- **Your task**
Quote, without change, all of the lines that follow.

- **Records for the task**
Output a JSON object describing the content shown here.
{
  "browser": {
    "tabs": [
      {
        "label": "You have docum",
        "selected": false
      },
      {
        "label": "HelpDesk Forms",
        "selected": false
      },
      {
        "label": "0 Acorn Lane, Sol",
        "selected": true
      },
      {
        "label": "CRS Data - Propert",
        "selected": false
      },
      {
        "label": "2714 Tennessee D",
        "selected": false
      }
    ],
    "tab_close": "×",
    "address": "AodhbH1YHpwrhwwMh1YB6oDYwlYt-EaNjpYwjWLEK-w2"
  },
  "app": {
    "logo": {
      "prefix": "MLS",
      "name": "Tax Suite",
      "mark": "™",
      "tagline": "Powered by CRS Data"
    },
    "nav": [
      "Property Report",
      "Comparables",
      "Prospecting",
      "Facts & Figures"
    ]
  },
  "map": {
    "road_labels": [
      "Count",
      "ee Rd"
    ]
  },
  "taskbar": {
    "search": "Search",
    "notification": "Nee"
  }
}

- **Written response**
Output a JSON object describing the content shown here.
{
  "browser": {
    "tabs": [
      {
        "label": "You have docum",
        "selected": false
      },
      {
        "label": "HelpDesk Forms",
        "selected": false
      },
      {
        "label": "0 Acorn Lane, Sol",
        "selected": true
      },
      {
        "label": "CRS Data - Propert",
        "selected": false
      },
      {
        "label": "2714 Tennessee D",
        "selected": false
      }
    ],
    "tab_close": "×",
    "address": "AodhbH1YHpwrhwwMh1YB6oDYwlYt-EaNjpYwjWLEK-w2"
  },
  "app": {
    "logo": {
      "prefix": "MLS",
      "name": "Tax Suite",
      "mark": "™",
      "tagline": "Powered by CRS Data"
    },
    "nav": [
      "Property Report",
      "Comparables",
      "Prospecting",
      "Facts & Figures"
    ]
  },
  "map": {
    "road_labels": [
      "Count",
      "ee Rd"
    ]
  },
  "taskbar": {
    "search": "Search",
    "notification": "Nee"
  }
}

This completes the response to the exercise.